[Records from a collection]

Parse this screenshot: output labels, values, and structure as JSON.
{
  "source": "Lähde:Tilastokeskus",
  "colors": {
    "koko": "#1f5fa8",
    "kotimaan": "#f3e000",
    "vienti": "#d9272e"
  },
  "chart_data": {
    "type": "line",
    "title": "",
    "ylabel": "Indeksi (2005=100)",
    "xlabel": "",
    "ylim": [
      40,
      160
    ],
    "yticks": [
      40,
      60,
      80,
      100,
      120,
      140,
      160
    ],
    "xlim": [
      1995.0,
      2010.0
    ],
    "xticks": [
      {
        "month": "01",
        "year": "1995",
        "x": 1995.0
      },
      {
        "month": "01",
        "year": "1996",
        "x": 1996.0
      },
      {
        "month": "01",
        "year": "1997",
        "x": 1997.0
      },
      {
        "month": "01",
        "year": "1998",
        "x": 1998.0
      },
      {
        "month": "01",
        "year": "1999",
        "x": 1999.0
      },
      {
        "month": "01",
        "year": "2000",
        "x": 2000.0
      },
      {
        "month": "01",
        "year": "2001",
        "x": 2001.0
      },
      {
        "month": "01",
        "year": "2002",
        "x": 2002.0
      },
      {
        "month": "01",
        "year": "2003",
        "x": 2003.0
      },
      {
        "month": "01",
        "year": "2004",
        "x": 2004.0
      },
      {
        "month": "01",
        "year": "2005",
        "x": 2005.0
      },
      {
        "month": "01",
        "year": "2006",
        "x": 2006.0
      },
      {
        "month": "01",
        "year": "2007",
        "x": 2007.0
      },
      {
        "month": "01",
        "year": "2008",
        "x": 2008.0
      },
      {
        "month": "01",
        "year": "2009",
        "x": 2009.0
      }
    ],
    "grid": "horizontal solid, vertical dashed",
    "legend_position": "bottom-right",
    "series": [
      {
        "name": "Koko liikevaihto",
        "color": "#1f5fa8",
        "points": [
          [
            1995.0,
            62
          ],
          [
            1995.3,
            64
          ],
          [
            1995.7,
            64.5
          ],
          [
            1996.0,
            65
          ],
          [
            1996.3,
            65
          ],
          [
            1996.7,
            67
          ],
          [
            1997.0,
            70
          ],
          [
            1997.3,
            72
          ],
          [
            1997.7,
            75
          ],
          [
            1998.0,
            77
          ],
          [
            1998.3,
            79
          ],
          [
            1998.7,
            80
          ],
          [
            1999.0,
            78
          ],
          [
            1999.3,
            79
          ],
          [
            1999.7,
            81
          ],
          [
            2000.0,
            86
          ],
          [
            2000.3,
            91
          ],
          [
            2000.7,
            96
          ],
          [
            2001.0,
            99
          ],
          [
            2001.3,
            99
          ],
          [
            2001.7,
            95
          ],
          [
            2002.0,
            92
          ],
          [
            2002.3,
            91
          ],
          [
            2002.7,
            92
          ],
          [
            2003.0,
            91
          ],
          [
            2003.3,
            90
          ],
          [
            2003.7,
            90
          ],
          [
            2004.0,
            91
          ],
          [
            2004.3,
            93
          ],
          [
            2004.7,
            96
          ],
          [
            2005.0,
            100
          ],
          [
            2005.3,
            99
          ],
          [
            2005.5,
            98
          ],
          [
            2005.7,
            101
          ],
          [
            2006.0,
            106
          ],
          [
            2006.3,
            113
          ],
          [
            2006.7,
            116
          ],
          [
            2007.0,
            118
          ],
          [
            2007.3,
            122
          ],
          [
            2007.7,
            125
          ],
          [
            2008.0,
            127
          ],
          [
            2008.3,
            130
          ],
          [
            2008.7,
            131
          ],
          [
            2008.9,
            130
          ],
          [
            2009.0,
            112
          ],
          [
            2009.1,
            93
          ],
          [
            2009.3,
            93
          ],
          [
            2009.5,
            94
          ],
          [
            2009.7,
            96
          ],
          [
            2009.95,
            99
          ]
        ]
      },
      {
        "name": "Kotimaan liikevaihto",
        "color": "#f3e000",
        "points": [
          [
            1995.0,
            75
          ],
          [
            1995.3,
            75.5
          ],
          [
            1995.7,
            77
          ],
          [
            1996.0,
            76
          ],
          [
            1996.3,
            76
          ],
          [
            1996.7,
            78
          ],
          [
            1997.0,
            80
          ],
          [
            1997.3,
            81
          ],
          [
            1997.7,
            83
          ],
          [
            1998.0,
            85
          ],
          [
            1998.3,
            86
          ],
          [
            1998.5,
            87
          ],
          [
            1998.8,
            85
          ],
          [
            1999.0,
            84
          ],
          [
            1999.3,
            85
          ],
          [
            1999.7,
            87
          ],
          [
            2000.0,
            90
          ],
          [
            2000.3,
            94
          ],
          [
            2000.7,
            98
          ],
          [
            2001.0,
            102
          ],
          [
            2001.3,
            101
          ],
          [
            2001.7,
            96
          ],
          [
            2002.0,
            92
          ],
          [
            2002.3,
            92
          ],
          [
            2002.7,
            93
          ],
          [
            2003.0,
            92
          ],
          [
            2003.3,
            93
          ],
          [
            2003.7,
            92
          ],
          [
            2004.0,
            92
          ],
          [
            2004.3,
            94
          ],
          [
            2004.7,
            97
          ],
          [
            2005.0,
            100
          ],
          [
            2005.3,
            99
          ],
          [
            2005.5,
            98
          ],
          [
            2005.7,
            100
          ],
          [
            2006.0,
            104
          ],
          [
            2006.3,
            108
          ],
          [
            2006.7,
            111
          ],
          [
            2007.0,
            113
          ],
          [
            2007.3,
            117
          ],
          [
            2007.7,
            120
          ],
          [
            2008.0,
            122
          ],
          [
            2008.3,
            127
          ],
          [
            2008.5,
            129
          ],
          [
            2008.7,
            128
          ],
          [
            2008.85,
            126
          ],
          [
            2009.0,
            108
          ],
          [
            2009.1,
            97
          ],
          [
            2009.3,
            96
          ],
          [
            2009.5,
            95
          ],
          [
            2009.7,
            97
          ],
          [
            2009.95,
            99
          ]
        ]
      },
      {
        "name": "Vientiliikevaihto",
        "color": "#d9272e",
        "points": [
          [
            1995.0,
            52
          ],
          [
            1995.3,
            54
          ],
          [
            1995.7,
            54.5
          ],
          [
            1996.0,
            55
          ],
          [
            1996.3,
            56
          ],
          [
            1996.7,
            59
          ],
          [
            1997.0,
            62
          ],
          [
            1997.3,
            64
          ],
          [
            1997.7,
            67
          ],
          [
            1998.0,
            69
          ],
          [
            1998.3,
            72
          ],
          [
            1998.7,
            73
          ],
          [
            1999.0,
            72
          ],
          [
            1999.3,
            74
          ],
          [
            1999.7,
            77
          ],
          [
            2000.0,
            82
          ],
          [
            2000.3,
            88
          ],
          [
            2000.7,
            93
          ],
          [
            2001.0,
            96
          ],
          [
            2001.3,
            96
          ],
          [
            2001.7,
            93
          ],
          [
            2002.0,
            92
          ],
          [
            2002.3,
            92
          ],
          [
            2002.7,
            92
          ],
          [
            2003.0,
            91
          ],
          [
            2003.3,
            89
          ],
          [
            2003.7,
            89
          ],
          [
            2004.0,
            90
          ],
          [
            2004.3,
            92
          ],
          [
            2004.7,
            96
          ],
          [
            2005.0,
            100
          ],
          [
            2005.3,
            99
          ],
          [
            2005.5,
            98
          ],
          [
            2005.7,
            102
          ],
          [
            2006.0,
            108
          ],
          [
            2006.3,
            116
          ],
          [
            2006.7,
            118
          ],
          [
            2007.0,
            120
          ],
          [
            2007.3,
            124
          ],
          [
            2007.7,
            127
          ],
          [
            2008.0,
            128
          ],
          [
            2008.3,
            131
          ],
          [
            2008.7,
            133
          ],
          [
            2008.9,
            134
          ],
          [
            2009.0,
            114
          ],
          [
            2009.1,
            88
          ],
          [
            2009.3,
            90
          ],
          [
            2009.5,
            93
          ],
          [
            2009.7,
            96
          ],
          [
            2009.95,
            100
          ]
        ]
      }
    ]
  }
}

• Exercise task:
Scan the listing above. Gather each line that contains the word "name".

• Response:
        "name": "Koko liikevaihto",
        "name": "Kotimaan liikevaihto",
        "name": "Vientiliikevaihto",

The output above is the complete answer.